(Layout dataset rows)
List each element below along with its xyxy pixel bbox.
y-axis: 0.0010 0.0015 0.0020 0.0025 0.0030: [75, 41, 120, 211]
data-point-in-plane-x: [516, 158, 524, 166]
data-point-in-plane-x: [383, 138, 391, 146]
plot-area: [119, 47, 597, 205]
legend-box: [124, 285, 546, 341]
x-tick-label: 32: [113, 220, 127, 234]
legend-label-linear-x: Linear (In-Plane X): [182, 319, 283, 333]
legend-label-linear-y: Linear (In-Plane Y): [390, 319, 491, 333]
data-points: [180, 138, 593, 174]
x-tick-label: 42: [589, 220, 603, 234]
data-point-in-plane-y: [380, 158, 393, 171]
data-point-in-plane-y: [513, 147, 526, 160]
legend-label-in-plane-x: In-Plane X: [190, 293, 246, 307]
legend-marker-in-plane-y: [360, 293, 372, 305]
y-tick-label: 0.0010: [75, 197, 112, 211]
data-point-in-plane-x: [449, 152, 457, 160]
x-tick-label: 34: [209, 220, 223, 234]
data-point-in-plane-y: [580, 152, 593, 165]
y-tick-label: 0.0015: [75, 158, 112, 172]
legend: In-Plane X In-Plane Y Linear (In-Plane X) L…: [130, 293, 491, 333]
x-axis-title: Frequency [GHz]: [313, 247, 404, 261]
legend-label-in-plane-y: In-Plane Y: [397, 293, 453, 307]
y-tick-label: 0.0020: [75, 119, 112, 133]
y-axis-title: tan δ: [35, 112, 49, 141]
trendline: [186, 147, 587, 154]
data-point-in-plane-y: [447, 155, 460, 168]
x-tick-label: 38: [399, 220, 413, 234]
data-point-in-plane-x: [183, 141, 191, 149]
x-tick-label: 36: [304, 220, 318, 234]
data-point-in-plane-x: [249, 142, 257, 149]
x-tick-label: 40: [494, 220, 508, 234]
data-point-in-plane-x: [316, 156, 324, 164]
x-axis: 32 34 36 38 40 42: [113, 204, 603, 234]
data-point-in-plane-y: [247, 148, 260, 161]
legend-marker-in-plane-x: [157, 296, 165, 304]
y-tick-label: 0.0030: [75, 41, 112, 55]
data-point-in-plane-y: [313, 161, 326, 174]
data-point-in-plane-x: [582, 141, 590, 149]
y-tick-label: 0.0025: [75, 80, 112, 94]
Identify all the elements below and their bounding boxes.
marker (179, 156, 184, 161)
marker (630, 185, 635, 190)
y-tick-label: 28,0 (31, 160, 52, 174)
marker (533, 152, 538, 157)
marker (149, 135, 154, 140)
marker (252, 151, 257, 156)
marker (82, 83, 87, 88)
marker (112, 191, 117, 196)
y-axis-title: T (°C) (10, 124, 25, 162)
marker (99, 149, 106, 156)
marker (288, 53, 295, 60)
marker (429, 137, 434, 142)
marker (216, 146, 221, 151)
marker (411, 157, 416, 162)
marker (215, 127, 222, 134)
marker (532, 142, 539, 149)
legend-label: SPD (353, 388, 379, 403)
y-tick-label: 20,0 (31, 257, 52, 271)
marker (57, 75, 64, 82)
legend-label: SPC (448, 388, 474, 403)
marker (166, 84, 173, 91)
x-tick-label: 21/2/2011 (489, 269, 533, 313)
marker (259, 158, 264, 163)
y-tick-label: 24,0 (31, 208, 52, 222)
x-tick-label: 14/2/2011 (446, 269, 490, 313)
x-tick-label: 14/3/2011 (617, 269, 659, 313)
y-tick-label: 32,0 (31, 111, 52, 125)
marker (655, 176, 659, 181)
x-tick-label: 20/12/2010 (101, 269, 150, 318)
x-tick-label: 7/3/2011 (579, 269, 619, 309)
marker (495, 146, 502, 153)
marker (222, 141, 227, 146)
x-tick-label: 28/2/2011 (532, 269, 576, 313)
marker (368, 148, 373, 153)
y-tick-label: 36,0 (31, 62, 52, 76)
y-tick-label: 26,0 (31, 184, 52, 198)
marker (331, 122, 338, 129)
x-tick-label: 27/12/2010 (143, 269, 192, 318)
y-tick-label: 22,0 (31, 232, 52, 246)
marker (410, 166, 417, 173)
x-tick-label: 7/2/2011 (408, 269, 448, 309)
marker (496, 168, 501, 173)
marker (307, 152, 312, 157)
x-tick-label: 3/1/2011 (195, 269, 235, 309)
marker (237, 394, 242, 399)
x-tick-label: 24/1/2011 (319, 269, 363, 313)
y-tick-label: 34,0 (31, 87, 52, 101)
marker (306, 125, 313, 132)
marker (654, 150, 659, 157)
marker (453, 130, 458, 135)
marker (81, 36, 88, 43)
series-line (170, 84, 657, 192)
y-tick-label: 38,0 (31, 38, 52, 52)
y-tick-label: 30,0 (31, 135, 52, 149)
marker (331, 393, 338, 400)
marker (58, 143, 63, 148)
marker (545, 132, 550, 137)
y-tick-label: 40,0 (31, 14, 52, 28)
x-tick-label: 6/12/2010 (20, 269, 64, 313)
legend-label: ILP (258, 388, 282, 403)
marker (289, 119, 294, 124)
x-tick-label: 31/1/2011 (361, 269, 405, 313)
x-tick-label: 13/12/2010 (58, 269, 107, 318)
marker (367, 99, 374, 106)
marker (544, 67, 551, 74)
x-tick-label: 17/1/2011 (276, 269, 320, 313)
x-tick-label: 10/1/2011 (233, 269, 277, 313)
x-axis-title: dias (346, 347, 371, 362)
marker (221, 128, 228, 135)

Given problem:
Please rewrite the rows from the very first line through the line containing "plot-area: [119, 47, 597, 205]", changing "data-point-in-plane-x" to "point-in-plane-x" and keeping everything else the same; give only those lines.

Response:
List each element below along with its xyxy pixel bbox.
y-axis: 0.0010 0.0015 0.0020 0.0025 0.0030: [75, 41, 120, 211]
point-in-plane-x: [516, 158, 524, 166]
point-in-plane-x: [383, 138, 391, 146]
plot-area: [119, 47, 597, 205]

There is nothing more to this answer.